───── MATERIAL PROVIDED ─────

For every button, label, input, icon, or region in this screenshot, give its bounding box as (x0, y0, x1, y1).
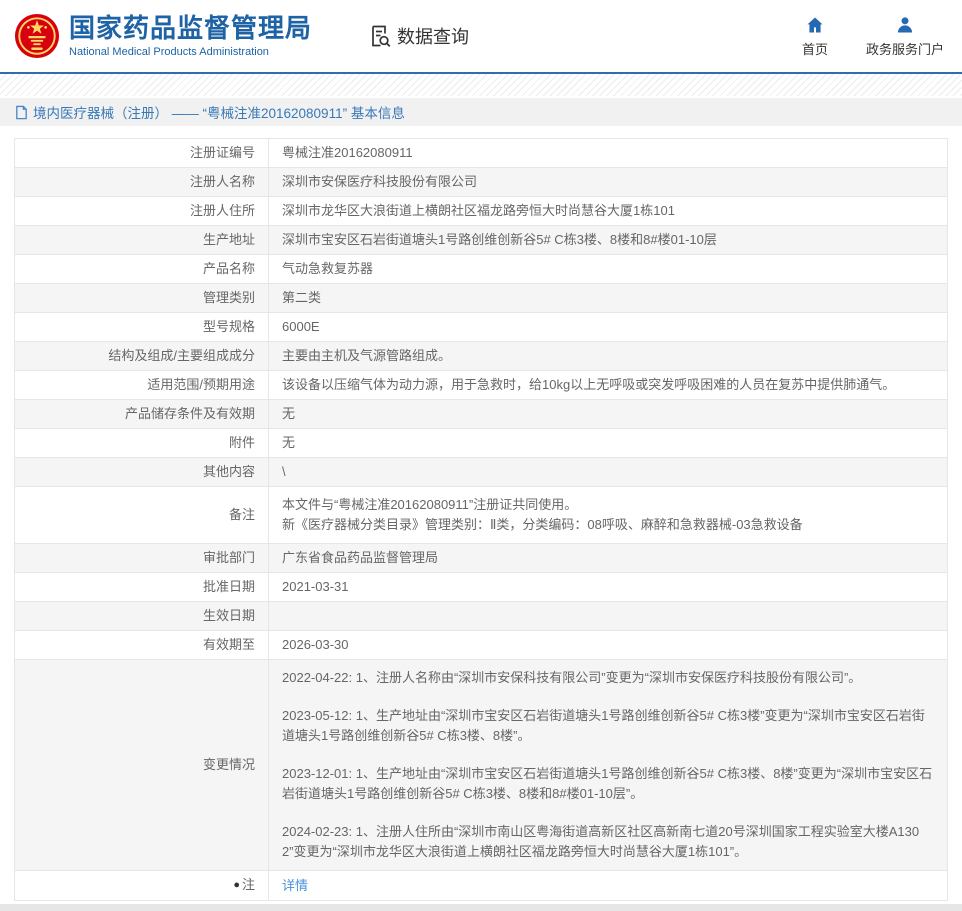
document-icon (16, 105, 27, 119)
row-label: 审批部门 (14, 543, 269, 573)
remark-line: 本文件与“粤械注准20162080911”注册证共同使用。 (282, 497, 578, 512)
row-label: ● 注 (14, 870, 269, 901)
nav-gov-portal[interactable]: 政务服务门户 (866, 15, 944, 58)
detail-link[interactable]: 详情 (282, 878, 308, 893)
row-value: 广东省食品药品监督管理局 (268, 543, 948, 573)
table-row: 结构及组成/主要组成成分 主要由主机及气源管路组成。 (14, 341, 948, 371)
row-label: 管理类别 (14, 283, 269, 313)
brand-text: 国家药品监督管理局 National Medical Products Admi… (69, 13, 313, 58)
row-label: 生效日期 (14, 601, 269, 631)
row-value: 2026-03-30 (268, 630, 948, 660)
table-row: 审批部门 广东省食品药品监督管理局 (14, 543, 948, 573)
org-name-cn: 国家药品监督管理局 (69, 13, 313, 44)
row-value: 主要由主机及气源管路组成。 (268, 341, 948, 371)
row-label: 适用范围/预期用途 (14, 370, 269, 400)
brand: 国家药品监督管理局 National Medical Products Admi… (14, 13, 312, 59)
table-row: 批准日期 2021-03-31 (14, 572, 948, 602)
table-row: 注册人住所 深圳市龙华区大浪街道上横朗社区福龙路旁恒大时尚慧谷大厦1栋101 (14, 196, 948, 226)
row-value: 气动急救复苏器 (268, 254, 948, 284)
row-label: 产品名称 (14, 254, 269, 284)
data-query-label: 数据查询 (397, 27, 470, 47)
nav-home[interactable]: 首页 (802, 15, 828, 58)
row-value (268, 601, 948, 631)
row-value: 粤械注准20162080911 (268, 138, 948, 168)
row-label: 结构及组成/主要组成成分 (14, 341, 269, 371)
table-row: 注册人名称 深圳市安保医疗科技股份有限公司 (14, 167, 948, 197)
table-row: 有效期至 2026-03-30 (14, 630, 948, 660)
row-label: 有效期至 (14, 630, 269, 660)
info-table-body: 注册证编号 粤械注准20162080911 注册人名称 深圳市安保医疗科技股份有限公司… (14, 138, 948, 901)
info-table: 注册证编号 粤械注准20162080911 注册人名称 深圳市安保医疗科技股份有限公司… (14, 138, 948, 901)
data-query-link[interactable]: 数据查询 (368, 23, 469, 49)
row-label: 生产地址 (14, 225, 269, 255)
row-label: 注册人住所 (14, 196, 269, 226)
row-label: 其他内容 (14, 457, 269, 487)
row-label: 产品储存条件及有效期 (14, 399, 269, 429)
table-row: ● 注详情 (14, 870, 948, 901)
row-label: 型号规格 (14, 312, 269, 342)
table-row: 变更情况 2022-04-22: 1、注册人名称由“深圳市安保科技有限公司”变更为… (14, 659, 948, 871)
change-record: 2023-12-01: 1、生产地址由“深圳市宝安区石岩街道塘头1号路创维创新谷… (282, 766, 933, 801)
nav-gov-portal-label: 政务服务门户 (865, 41, 944, 57)
table-row: 适用范围/预期用途 该设备以压缩气体为动力源，用于急救时，给10kg以上无呼吸或突… (14, 370, 948, 400)
user-icon (897, 16, 913, 32)
row-value: 无 (268, 428, 948, 458)
table-row: 生产地址 深圳市宝安区石岩街道塘头1号路创维创新谷5# C栋3楼、8楼和8#楼01… (14, 225, 948, 255)
org-name-en: National Medical Products Administration (69, 45, 269, 58)
row-value: 该设备以压缩气体为动力源，用于急救时，给10kg以上无呼吸或突发呼吸困难的人员在… (268, 370, 948, 400)
row-value: 本文件与“粤械注准20162080911”注册证共同使用。新《医疗器械分类目录》… (268, 486, 948, 544)
nav-home-label: 首页 (801, 41, 828, 57)
row-label: 注册人名称 (14, 167, 269, 197)
page-title: 境内医疗器械（注册） —— “粤械注准20162080911” 基本信息 (33, 106, 405, 121)
row-value: 无 (268, 399, 948, 429)
header-nav: 首页 政务服务门户 (802, 15, 944, 58)
table-row: 产品储存条件及有效期无 (14, 399, 948, 429)
row-label: 变更情况 (14, 659, 269, 871)
home-icon (807, 17, 823, 32)
row-label: 附件 (14, 428, 269, 458)
data-query-icon (372, 25, 391, 48)
row-label: 备注 (14, 486, 269, 544)
row-value: \ (268, 457, 948, 487)
row-value: 深圳市宝安区石岩街道塘头1号路创维创新谷5# C栋3楼、8楼和8#楼01-10层 (268, 225, 948, 255)
row-value: 6000E (268, 312, 948, 342)
site-header: 国家药品监督管理局 National Medical Products Admi… (0, 0, 962, 72)
row-value: 2021-03-31 (268, 572, 948, 602)
table-row: 管理类别 第二类 (14, 283, 948, 313)
change-record: 2023-05-12: 1、生产地址由“深圳市宝安区石岩街道塘头1号路创维创新谷… (282, 708, 925, 743)
hatched-strip (0, 74, 962, 96)
national-emblem-logo (14, 13, 60, 59)
table-row: 备注 本文件与“粤械注准20162080911”注册证共同使用。新《医疗器械分类目… (14, 486, 948, 544)
table-row: 产品名称 气动急救复苏器 (14, 254, 948, 284)
row-value: 深圳市安保医疗科技股份有限公司 (268, 167, 948, 197)
remark-line: 新《医疗器械分类目录》管理类别：Ⅱ类，分类编码：08呼吸、麻醉和急救器械-03急… (282, 517, 803, 532)
row-label: 批准日期 (14, 572, 269, 602)
footer-strip (0, 904, 962, 911)
row-value: 第二类 (268, 283, 948, 313)
table-row: 注册证编号 粤械注准20162080911 (14, 138, 948, 168)
page-title-bar: 境内医疗器械（注册） —— “粤械注准20162080911” 基本信息 (0, 98, 962, 126)
row-value: 2022-04-22: 1、注册人名称由“深圳市安保科技有限公司”变更为“深圳市… (268, 659, 948, 871)
table-row: 生效日期 (14, 601, 948, 631)
change-record: 2022-04-22: 1、注册人名称由“深圳市安保科技有限公司”变更为“深圳市… (282, 670, 862, 685)
note-icon: ● (233, 879, 240, 891)
row-value: 详情 (268, 870, 948, 901)
change-record: 2024-02-23: 1、注册人住所由“深圳市南山区粤海街道高新区社区高新南七… (282, 824, 920, 859)
info-table-wrap: 注册证编号 粤械注准20162080911 注册人名称 深圳市安保医疗科技股份有限公司… (14, 138, 948, 901)
row-value: 深圳市龙华区大浪街道上横朗社区福龙路旁恒大时尚慧谷大厦1栋101 (268, 196, 948, 226)
table-row: 其他内容 \ (14, 457, 948, 487)
table-row: 附件无 (14, 428, 948, 458)
row-label: 注册证编号 (14, 138, 269, 168)
table-row: 型号规格 6000E (14, 312, 948, 342)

─────

**WRITTEN TASK**
Give the stretch of lines from "document-icon (16, 105, 27, 119)" through "detail-link[interactable]: 详情 (282, 878, 308, 893)" again, switching "row-label" to "field-label" and leaving everything else unchanged.

**SOLUTION TO THE PROBLEM**
document-icon (16, 105, 27, 119)
field-label: 审批部门 (14, 543, 269, 573)
remark-line: 本文件与“粤械注准20162080911”注册证共同使用。 (282, 497, 578, 512)
field-label: ● 注 (14, 870, 269, 901)
nav-gov-portal[interactable]: 政务服务门户 (866, 15, 944, 58)
detail-link[interactable]: 详情 (282, 878, 308, 893)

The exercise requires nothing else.